> [TASK OBJECTIVE]:
From the listing below, extract every line in which the word "this" appears.

(Records excerpted from a collection)
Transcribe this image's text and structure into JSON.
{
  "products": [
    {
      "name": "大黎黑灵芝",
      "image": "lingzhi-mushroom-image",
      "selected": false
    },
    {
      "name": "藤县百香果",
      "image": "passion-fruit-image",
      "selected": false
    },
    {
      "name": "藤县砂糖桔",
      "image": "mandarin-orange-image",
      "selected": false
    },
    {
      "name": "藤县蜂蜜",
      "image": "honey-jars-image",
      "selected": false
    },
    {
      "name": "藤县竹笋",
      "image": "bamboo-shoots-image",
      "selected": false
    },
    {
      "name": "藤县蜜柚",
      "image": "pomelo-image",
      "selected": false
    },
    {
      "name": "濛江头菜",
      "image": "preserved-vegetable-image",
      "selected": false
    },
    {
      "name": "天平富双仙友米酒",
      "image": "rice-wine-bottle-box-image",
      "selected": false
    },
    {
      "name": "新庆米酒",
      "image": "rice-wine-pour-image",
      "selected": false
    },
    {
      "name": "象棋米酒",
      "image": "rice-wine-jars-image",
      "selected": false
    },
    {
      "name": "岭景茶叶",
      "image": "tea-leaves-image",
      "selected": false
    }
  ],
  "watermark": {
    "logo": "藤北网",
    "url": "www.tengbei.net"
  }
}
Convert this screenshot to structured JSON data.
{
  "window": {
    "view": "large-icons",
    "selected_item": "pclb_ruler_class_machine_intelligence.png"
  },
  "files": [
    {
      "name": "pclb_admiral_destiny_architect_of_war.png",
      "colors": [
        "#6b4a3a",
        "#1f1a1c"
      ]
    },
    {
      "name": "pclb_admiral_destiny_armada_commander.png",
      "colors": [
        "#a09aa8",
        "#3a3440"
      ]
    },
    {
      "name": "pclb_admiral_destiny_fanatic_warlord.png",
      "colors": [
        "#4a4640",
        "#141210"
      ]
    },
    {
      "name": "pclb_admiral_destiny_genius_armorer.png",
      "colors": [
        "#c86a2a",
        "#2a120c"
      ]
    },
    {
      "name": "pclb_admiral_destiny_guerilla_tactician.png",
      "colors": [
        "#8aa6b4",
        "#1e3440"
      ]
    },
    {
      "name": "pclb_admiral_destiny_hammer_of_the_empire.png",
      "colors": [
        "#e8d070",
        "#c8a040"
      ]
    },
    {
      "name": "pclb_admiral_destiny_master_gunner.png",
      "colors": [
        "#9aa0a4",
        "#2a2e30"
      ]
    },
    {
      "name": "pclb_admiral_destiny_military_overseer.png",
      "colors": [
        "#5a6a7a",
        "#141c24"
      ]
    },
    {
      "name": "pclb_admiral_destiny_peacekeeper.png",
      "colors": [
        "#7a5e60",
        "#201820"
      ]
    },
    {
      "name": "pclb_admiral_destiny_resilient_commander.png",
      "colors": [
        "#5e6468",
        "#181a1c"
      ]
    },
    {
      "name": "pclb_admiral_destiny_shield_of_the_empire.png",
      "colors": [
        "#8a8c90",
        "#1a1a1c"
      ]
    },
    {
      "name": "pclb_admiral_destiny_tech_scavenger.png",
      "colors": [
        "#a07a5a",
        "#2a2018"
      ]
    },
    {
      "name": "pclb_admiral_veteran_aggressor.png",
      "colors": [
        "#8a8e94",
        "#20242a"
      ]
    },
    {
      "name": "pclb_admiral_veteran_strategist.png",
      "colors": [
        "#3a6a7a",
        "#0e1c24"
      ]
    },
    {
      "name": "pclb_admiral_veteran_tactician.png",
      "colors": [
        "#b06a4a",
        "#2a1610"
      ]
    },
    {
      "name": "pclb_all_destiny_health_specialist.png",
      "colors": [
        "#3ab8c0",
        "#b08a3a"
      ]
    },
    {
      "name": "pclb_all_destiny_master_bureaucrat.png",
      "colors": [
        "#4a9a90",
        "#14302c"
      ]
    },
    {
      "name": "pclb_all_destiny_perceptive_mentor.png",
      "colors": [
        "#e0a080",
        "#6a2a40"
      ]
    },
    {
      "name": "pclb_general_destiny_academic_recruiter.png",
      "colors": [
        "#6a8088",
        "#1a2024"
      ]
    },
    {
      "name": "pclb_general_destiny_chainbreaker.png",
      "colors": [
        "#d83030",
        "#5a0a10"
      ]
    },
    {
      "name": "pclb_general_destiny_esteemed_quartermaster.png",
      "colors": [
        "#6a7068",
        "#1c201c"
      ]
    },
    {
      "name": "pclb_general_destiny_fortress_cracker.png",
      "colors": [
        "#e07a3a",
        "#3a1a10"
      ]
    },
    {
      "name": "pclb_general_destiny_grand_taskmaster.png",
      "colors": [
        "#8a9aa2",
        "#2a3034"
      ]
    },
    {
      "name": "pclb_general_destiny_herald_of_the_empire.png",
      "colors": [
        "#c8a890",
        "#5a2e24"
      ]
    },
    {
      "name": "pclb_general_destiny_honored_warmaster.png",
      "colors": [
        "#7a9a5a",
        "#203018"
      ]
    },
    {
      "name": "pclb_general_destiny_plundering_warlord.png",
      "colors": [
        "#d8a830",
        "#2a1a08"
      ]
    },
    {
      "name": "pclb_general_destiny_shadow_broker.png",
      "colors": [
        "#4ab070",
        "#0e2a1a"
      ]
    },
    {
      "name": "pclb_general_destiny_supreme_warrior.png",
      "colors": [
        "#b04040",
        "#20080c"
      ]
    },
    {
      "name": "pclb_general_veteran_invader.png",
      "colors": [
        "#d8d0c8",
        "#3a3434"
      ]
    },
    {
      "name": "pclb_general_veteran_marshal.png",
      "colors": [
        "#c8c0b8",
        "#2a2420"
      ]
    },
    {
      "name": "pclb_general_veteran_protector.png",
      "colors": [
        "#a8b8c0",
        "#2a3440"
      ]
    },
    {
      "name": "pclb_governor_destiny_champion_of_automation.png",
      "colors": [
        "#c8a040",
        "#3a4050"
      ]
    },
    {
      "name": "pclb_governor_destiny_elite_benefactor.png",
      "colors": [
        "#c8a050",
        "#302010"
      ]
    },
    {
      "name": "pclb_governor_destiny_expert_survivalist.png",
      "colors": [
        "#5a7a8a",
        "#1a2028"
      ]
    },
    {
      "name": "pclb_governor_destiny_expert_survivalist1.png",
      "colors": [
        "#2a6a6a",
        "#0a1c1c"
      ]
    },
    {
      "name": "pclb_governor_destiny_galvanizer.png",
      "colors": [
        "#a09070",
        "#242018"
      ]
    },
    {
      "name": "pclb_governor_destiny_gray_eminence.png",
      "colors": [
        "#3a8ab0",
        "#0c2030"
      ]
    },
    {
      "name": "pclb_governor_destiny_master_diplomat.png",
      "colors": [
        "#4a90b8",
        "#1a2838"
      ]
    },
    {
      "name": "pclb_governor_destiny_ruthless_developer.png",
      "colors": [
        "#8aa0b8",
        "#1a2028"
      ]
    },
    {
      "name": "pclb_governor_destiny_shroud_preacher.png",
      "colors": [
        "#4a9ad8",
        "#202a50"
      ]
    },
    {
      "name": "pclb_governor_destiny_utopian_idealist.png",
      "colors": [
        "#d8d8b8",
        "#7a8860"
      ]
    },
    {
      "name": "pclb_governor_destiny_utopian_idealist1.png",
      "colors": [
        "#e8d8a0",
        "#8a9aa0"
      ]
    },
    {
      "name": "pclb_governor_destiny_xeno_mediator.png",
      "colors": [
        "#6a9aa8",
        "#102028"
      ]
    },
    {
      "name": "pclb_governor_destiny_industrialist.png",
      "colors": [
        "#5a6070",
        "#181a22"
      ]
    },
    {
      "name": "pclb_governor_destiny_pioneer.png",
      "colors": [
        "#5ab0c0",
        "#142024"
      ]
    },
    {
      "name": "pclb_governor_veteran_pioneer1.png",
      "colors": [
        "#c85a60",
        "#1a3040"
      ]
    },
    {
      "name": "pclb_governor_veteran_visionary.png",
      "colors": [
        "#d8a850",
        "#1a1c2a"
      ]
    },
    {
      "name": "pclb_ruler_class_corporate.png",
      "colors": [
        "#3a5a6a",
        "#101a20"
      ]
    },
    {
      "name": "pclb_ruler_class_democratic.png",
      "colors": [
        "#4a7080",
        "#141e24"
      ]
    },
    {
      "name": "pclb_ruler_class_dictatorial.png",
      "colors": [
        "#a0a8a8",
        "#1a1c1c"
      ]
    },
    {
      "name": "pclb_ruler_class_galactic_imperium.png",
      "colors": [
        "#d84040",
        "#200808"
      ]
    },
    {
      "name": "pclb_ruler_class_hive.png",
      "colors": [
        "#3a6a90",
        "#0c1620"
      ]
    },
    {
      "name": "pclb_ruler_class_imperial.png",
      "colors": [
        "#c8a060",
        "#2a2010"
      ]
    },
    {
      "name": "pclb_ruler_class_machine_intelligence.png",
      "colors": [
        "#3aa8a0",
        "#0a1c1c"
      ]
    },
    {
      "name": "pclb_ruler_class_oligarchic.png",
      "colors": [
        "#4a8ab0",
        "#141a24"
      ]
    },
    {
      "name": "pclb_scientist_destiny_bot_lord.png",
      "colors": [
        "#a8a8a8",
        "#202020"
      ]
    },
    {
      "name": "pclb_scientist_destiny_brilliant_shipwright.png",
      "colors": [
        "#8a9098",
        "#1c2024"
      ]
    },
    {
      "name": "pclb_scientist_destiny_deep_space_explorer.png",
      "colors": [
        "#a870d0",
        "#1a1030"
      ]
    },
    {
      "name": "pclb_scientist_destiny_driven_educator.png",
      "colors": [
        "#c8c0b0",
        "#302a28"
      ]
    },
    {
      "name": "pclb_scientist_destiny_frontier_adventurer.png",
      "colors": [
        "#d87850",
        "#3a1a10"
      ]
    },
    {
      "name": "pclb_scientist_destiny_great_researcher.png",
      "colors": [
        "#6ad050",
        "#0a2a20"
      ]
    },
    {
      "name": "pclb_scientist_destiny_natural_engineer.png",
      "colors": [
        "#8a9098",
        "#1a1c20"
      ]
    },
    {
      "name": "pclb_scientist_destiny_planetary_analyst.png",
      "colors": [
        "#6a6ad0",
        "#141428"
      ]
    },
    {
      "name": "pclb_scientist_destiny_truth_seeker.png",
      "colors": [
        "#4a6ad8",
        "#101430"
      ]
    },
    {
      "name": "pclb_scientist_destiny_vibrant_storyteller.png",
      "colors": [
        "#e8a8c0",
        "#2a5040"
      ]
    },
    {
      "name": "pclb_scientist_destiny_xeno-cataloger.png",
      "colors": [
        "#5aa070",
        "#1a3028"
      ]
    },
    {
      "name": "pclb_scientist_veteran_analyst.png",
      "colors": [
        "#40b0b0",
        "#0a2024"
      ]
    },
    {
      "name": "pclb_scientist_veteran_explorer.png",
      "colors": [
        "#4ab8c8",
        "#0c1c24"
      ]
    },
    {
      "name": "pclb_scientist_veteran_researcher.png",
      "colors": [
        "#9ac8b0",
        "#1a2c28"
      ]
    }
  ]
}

> [FULL OUTPUT]:
Transcribe this image's text and structure into JSON.
Convert this screenshot to structured JSON data.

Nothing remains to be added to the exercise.